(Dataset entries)
>> Start

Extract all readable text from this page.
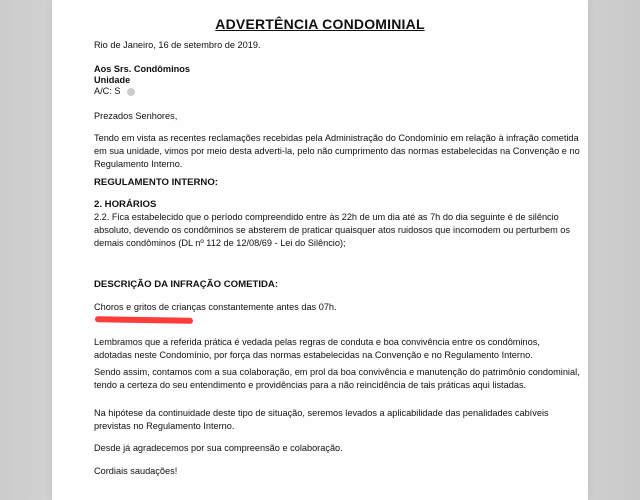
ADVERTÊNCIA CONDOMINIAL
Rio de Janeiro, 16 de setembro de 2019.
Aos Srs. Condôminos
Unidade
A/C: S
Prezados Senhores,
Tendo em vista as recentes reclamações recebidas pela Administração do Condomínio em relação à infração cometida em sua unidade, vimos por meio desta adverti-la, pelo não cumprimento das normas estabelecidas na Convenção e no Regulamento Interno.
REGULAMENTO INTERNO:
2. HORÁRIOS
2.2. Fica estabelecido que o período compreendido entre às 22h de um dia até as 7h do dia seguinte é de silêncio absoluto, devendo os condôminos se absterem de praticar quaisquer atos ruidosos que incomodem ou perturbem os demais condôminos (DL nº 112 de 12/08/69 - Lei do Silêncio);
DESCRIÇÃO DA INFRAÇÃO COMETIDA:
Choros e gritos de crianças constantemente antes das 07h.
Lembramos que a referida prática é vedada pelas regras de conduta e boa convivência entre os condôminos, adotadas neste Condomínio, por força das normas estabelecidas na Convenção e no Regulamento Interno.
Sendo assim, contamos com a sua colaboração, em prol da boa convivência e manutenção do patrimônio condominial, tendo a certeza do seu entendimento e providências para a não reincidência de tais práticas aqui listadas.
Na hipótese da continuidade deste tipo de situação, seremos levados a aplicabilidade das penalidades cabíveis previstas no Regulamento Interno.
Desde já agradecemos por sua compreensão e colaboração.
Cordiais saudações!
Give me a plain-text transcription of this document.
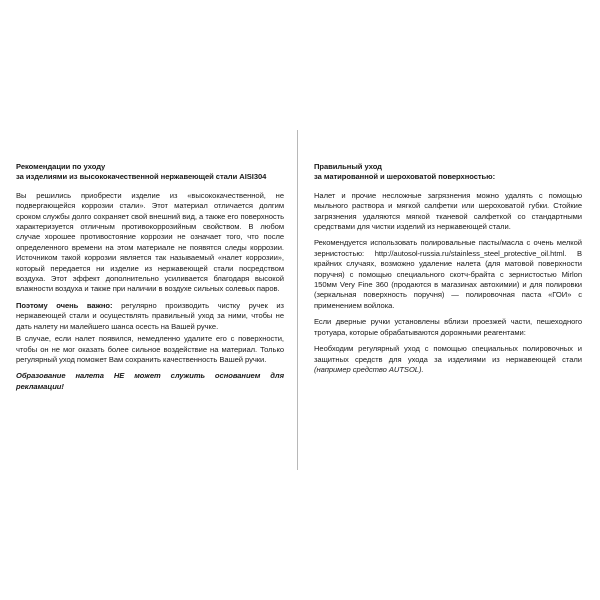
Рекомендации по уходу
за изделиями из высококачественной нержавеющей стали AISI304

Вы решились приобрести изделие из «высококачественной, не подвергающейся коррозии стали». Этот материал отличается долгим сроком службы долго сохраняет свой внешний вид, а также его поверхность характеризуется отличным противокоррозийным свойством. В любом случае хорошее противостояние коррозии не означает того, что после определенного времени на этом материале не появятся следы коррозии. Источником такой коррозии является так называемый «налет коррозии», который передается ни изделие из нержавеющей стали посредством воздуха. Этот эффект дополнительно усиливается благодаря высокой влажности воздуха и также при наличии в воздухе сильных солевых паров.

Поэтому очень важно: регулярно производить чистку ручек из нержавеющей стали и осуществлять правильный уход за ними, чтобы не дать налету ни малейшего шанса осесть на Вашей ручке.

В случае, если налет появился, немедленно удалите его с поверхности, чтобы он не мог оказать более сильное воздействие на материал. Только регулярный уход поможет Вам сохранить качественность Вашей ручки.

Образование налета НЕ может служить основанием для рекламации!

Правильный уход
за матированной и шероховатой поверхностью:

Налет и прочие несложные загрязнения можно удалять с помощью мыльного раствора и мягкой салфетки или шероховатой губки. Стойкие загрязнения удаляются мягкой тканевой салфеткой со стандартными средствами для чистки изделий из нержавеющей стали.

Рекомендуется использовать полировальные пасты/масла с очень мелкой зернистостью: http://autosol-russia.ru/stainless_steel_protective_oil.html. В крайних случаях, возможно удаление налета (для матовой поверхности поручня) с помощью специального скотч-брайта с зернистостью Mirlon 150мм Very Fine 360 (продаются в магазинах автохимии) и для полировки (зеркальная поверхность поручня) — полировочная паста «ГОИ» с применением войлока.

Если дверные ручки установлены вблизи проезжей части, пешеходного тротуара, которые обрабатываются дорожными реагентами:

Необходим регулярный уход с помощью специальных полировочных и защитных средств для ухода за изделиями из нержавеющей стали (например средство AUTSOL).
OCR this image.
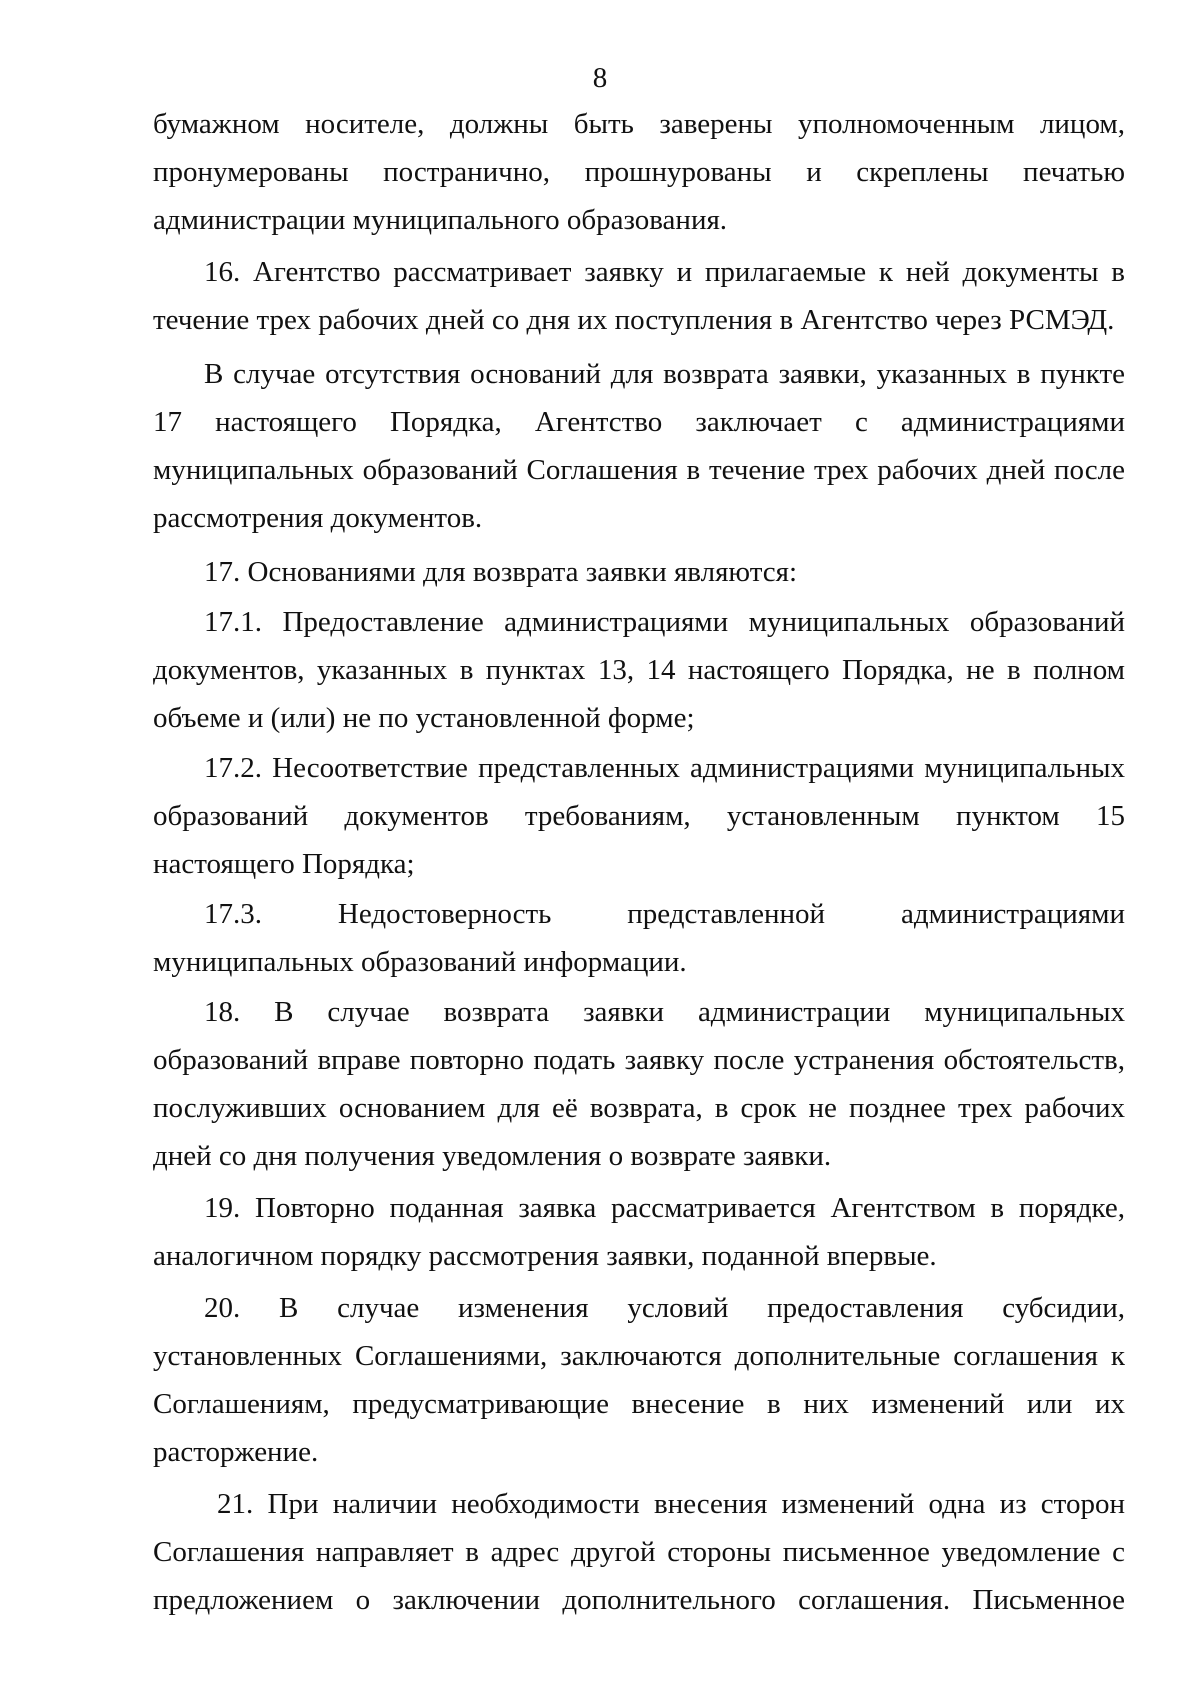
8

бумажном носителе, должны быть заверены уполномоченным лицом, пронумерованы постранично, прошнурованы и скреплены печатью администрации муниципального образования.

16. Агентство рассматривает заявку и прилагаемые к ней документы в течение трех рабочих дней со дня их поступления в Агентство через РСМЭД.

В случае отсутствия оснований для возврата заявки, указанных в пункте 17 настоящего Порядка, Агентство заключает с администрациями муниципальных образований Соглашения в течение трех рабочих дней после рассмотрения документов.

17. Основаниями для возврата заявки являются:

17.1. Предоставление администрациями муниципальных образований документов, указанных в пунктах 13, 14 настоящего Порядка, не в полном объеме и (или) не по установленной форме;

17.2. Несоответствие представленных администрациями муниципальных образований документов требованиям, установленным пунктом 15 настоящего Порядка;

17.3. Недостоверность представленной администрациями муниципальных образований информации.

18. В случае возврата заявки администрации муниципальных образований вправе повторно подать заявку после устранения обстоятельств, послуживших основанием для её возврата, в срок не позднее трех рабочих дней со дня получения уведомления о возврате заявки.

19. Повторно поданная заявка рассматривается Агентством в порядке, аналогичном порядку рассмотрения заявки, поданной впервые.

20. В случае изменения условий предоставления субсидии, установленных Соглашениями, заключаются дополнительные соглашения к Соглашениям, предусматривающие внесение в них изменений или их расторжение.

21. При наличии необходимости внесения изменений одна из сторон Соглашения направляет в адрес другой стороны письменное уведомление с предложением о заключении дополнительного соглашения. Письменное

>> End

◆ **WHAT IS BEING ASKED**
Which lines include "this"? Copy each of them out.

◆ **RESULT**
Extract all readable text from this page.
Give me a plain-text transcription of this document.
OCR this image.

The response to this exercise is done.